→ **WORK TO BE COMPLETED**
Copy all lines in which the word "nJapanese" can be found.

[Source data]
** start **

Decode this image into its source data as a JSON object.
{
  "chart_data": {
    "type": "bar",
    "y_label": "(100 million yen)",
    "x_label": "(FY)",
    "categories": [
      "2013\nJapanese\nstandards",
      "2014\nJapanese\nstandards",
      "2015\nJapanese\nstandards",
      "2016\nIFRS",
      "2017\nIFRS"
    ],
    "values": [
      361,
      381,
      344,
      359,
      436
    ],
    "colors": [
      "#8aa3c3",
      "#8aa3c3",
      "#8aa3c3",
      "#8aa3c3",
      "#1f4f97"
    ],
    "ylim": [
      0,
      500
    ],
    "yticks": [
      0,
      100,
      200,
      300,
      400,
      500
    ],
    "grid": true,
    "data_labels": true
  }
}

** end **

→ **WRITTEN REPLY**
      "2013\nJapanese\nstandards",
      "2014\nJapanese\nstandards",
      "2015\nJapanese\nstandards",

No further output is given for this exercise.